[Stored data entries]
+===+

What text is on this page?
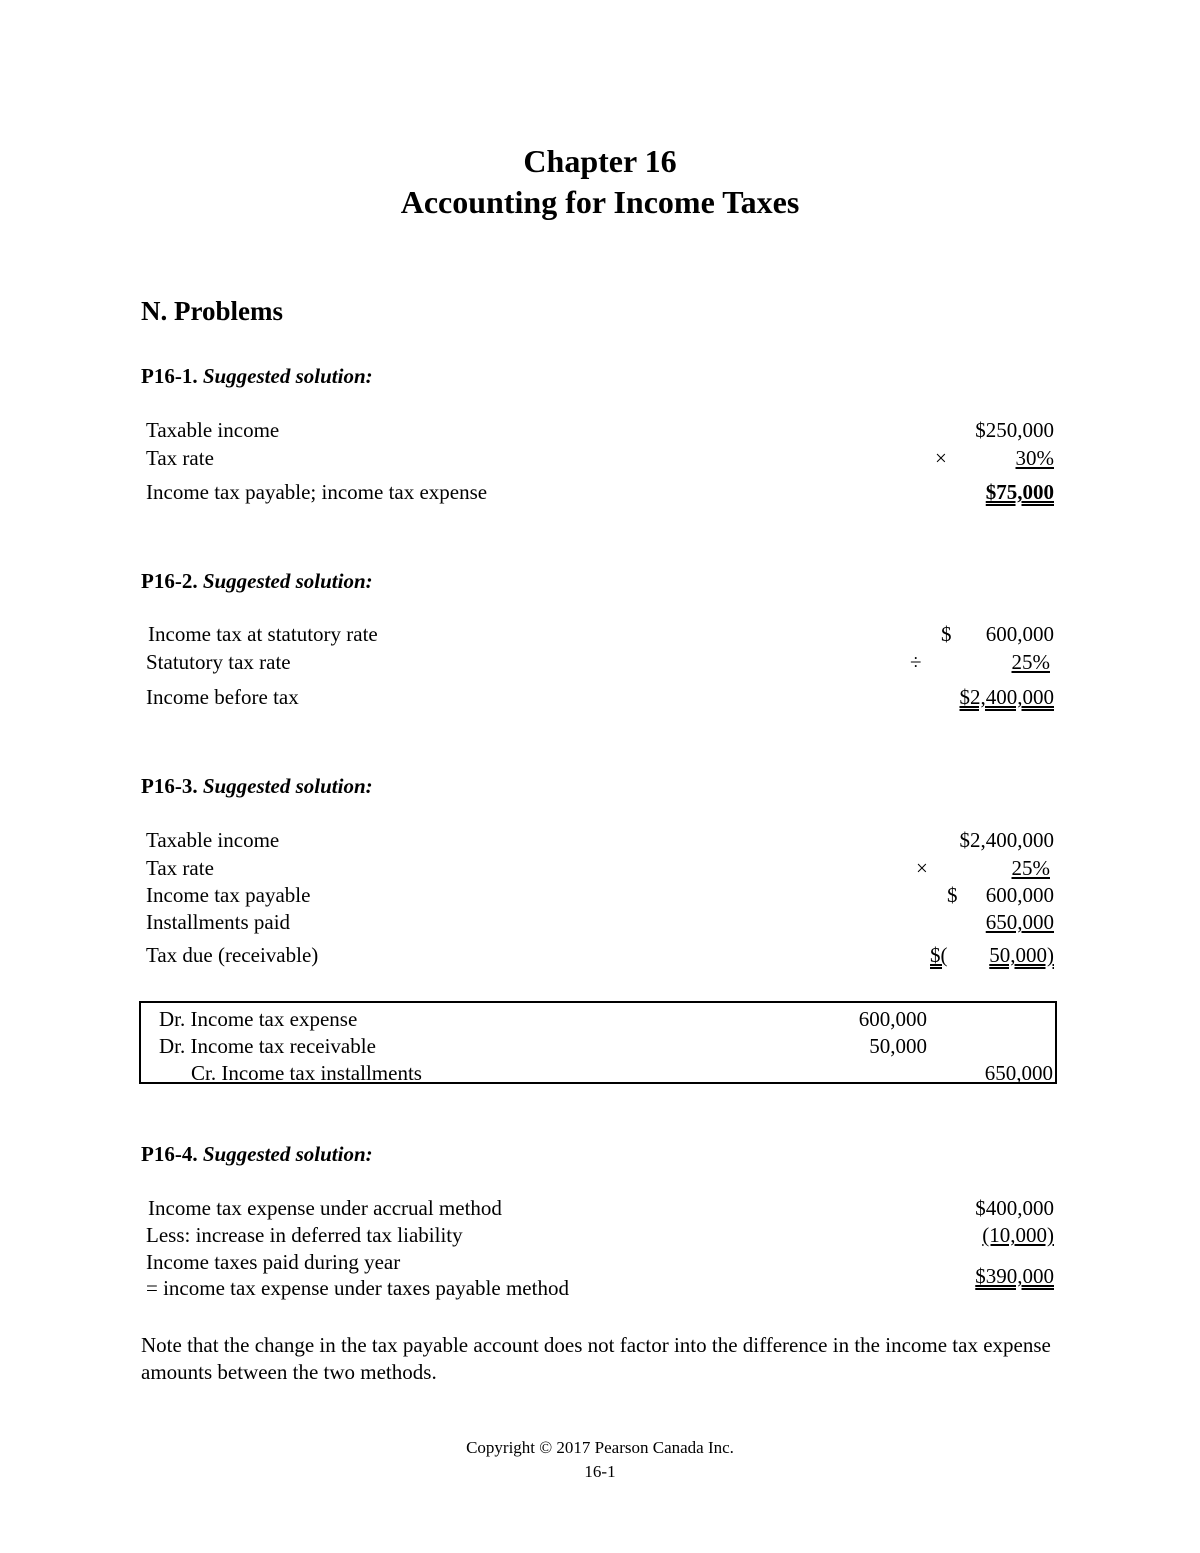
Chapter 16
Accounting for Income Taxes
N. Problems
P16-1. Suggested solution:
Taxable income	$250,000
Tax rate	×	30%
Income tax payable; income tax expense	$75,000
P16-2. Suggested solution:
Income tax at statutory rate	$ 600,000
Statutory tax rate	÷	25%
Income before tax	$2,400,000
P16-3. Suggested solution:
Taxable income	$2,400,000
Tax rate	×	25%
Income tax payable	$ 600,000
Installments paid	650,000
Tax due (receivable)	$(	50,000)
Dr. Income tax expense	600,000
Dr. Income tax receivable	50,000
Cr. Income tax installments	650,000
P16-4. Suggested solution:
Income tax expense under accrual method	$400,000
Less: increase in deferred tax liability	(10,000)
Income taxes paid during year
= income tax expense under taxes payable method	$390,000
Note that the change in the tax payable account does not factor into the difference in the income tax expense amounts between the two methods.
Copyright © 2017 Pearson Canada Inc.
16-1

+===+

- _AIM OF THE TASK_
Using the data above, print every line exactly, omitting pictures.

- _SOLUTION TO THE PROBLEM_
What text is on this page?
Chapter 16
Accounting for Income Taxes
N. Problems
P16-1. Suggested solution:
Taxable income	$250,000
Tax rate	×	30%
Income tax payable; income tax expense	$75,000
P16-2. Suggested solution:
Income tax at statutory rate	$ 600,000
Statutory tax rate	÷	25%
Income before tax	$2,400,000
P16-3. Suggested solution:
Taxable income	$2,400,000
Tax rate	×	25%
Income tax payable	$ 600,000
Installments paid	650,000
Tax due (receivable)	$(	50,000)
Dr. Income tax expense	600,000
Dr. Income tax receivable	50,000
Cr. Income tax installments	650,000
P16-4. Suggested solution:
Income tax expense under accrual method	$400,000
Less: increase in deferred tax liability	(10,000)
Income taxes paid during year
= income tax expense under taxes payable method	$390,000
Note that the change in the tax payable account does not factor into the difference in the income tax expense amounts between the two methods.
Copyright © 2017 Pearson Canada Inc.
16-1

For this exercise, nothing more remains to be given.